Work instruction 1: Copy the passage of the fire alarm code Q&A from "Question: What are the" to "required or not?".
Work instruction 2: Pick up the fire alarm code Q&A after its final sentence and continue writing it.
--- Document excerpt Enclosed Below ---
Ray Grill: Exhaust fans are not required to be shut down since they are exhausting air directly to the exterior without the ability to recirculate air or smoke within the building. 

Question: Can you address the capability to support visual notification in R-2 occupancies? What is the intent? What are common means of compliance?  

Ray Grill: This question is referring to the International Building Code requirement that dwelling units in R-2 occupancies (apartments) have the capability to support future visual notification. The IBC allows compliance to include future interconnection of the building fire alarm system with devices in the units. This requirement is typically complied with by having a fire alarm system that can be expanded to drive future strobes within the units in the event a hearing-impaired tenant needs accommodation. Modern fire alarm systems have the capability of being expanded through various means (i.e., power extender panels) to accommodate future strobes.  

Question: What are the criteria for the authority having jurisdiction to confirm if the risk analysis is conducted properly to determine if a mass notification system is required or not?
--- End of Enclosed Document excerpt ---
--- Information supplied Enclosed Below ---
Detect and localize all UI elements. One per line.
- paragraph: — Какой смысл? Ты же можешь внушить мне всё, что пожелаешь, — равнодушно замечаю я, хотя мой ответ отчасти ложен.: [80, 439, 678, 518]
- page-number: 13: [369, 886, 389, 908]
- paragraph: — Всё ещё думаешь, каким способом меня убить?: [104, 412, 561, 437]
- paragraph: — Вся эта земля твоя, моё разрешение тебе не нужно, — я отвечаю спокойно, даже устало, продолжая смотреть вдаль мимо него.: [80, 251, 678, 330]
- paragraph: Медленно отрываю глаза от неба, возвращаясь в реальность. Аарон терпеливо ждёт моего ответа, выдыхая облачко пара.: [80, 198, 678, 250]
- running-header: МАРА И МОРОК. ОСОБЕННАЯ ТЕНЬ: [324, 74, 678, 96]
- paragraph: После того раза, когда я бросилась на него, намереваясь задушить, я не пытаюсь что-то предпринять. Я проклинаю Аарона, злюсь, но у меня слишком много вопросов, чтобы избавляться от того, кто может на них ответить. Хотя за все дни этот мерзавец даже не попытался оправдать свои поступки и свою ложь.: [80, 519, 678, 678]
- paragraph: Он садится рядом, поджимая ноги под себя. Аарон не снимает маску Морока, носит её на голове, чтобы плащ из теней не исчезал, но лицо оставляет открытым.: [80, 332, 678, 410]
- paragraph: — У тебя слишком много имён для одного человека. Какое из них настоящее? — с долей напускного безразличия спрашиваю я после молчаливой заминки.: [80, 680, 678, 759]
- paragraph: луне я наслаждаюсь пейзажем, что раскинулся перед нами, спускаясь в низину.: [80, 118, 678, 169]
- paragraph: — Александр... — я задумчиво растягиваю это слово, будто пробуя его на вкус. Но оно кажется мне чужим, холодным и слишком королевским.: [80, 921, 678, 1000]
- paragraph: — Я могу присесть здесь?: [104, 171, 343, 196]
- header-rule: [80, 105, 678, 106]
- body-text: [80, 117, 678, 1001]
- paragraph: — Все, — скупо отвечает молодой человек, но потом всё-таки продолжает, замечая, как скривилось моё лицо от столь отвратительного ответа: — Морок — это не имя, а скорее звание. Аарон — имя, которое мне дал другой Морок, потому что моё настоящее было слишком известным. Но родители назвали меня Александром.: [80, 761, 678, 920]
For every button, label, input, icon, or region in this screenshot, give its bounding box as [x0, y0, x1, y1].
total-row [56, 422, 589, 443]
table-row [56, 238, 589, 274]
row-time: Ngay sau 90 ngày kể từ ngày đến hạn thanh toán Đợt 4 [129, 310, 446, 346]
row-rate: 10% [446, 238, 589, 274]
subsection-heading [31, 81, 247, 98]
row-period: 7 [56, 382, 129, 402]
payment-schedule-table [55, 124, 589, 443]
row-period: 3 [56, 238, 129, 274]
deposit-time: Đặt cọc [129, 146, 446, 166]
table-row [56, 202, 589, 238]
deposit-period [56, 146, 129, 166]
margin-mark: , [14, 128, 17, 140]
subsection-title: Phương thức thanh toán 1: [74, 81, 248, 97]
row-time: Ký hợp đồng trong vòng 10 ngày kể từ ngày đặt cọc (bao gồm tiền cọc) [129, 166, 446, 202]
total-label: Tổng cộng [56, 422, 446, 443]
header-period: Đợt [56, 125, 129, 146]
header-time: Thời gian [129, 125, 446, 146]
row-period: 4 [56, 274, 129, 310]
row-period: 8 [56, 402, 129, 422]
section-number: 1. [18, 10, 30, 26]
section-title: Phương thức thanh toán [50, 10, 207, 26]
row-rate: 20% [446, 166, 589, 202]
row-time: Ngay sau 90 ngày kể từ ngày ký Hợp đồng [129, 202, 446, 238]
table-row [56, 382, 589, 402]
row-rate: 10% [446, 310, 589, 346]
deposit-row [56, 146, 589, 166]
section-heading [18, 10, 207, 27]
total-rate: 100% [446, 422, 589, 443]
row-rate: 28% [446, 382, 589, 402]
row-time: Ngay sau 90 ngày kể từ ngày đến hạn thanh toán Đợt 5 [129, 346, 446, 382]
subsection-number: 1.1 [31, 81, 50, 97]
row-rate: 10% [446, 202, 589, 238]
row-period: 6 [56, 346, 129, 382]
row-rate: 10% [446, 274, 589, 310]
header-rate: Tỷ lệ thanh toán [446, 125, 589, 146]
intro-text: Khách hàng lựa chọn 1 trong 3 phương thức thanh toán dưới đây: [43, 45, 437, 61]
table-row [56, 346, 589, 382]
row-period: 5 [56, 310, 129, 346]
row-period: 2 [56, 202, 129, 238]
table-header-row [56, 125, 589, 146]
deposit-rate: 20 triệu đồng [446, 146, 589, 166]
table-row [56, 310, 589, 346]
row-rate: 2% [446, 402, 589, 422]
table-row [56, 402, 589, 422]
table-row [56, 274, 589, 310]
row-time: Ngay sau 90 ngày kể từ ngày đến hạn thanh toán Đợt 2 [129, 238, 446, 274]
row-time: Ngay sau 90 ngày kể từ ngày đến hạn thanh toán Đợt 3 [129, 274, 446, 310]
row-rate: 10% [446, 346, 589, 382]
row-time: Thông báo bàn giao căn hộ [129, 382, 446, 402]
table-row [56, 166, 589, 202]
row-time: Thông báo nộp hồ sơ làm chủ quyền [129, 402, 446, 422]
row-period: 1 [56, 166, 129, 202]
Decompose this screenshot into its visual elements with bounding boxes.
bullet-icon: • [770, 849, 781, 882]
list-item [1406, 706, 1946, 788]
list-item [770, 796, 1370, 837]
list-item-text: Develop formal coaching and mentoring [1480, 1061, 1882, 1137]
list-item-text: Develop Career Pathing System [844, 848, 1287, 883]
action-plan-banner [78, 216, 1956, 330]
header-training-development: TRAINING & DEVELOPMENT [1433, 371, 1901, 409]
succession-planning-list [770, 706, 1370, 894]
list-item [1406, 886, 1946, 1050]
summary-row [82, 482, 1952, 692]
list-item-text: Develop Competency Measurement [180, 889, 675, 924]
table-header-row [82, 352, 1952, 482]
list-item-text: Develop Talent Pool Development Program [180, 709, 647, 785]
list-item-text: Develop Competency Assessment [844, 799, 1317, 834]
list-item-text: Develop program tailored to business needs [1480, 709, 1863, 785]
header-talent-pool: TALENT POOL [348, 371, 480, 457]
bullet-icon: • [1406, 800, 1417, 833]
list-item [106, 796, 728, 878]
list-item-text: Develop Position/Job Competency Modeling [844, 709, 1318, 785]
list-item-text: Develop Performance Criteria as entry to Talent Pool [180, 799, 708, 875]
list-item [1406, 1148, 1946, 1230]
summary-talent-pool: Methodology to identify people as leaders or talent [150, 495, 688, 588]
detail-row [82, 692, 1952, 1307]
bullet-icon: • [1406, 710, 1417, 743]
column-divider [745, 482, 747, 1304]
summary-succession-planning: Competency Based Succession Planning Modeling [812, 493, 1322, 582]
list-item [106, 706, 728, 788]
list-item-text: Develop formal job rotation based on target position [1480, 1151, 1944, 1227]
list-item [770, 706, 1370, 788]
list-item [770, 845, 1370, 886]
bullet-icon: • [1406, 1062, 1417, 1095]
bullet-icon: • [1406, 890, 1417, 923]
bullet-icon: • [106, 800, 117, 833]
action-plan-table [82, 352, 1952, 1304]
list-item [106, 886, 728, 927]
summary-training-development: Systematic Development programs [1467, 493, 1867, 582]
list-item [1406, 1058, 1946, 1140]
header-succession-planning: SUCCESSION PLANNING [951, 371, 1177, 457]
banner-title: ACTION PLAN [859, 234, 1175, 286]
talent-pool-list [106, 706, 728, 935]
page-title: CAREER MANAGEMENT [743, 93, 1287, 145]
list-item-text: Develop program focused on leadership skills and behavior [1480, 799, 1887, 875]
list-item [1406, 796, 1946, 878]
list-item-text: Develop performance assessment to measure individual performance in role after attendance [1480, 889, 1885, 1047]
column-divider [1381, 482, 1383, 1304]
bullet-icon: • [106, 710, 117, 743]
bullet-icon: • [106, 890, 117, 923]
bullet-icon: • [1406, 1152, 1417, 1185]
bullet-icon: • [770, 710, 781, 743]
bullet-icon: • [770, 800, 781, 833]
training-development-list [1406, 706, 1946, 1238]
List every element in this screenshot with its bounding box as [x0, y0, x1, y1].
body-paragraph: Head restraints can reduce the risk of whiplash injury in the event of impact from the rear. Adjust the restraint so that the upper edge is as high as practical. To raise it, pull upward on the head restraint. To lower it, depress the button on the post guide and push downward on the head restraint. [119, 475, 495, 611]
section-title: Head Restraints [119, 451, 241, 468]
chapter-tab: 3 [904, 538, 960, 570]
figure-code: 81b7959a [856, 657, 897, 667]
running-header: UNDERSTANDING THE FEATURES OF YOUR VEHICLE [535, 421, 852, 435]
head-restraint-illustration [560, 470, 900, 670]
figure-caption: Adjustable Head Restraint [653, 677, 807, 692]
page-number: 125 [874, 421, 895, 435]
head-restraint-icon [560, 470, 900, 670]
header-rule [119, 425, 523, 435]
--- End of Enclosed Information supplied ---
Response area 1:
Question: What are the criteria for the authority having jurisdiction to confirm if the risk analysis is conducted properly to determine if a mass notification system is required or not?

Response area 2:
Bill Koffel: Using the SFPE Engineering Guide for Fire Risk Assessment, the AHJ should be one of the stakeholders performing the risk analysis. As such, the AHJ will have input throughout the process and will be able to determine if the analysis adequately addresses the risk. Recognize that disagreement with certain decisions made by the stakeholders does not mean the analysis is flawed. 

Recognizing that many risk analyses will be performed without active participation of the AHJ, the AHJ now serves more as a reviewer, just as they do with most design and construction projects. NFPA 551: Guide for the Evaluation of Fire Risk Assessments is a guide for evaluating risk assessments and provides guidance for the AHJ. Additionally, the review would include evaluating each step of the process such as: 

  • Have the goals and objectives been adequately defined? 
  • Are the assumptions appropriate and acceptable? 
  • Have the hazards been properly defined? 
  • Is the data appropriate and reliable? 
  • Have the consequences been properly evaluated? 

The list continues, but essentially the questions would relate to each step within the process and the SFPE guide provides a good flowchart of the process. 

Question: How does the processing of combustible dust impact the requirements for notification systems? 

Ray Grill: More information would need to be provided to address this issue. If combustible dusts are present in the environment, intrinsically safe equipment may need to be provided.  

Question: Would pathway survivability affect the architectural design to provide fire-rated enclosures or shafts for fire alarm circuits? 

Ray Grill: Designing for survivability could impact the architecture. With a distributed notification system, rooms housing amplifiers or other control equipment serving multiple zones could be required to be located in fire rated rooms. 

Question: What are the factors to consider in a risk analysis?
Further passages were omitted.